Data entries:
━━━

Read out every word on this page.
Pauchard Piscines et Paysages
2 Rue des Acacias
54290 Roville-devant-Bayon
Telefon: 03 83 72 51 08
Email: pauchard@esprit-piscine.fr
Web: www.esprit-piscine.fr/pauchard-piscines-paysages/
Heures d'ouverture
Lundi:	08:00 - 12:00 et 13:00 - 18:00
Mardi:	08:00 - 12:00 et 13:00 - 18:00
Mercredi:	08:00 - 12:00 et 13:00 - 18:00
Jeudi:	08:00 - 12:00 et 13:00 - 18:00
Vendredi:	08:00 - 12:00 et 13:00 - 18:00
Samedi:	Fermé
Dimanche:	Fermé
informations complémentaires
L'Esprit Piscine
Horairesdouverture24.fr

━━━

Task objective: Output each entry precisely as given.

Task output:
Read out every word on this page.
Pauchard Piscines et Paysages
2 Rue des Acacias
54290 Roville-devant-Bayon
Telefon: 03 83 72 51 08
Email: pauchard@esprit-piscine.fr
Web: www.esprit-piscine.fr/pauchard-piscines-paysages/
Heures d'ouverture
Lundi:	08:00 - 12:00 et 13:00 - 18:00
Mardi:	08:00 - 12:00 et 13:00 - 18:00
Mercredi:	08:00 - 12:00 et 13:00 - 18:00
Jeudi:	08:00 - 12:00 et 13:00 - 18:00
Vendredi:	08:00 - 12:00 et 13:00 - 18:00
Samedi:	Fermé
Dimanche:	Fermé
informations complémentaires
L'Esprit Piscine
Horairesdouverture24.fr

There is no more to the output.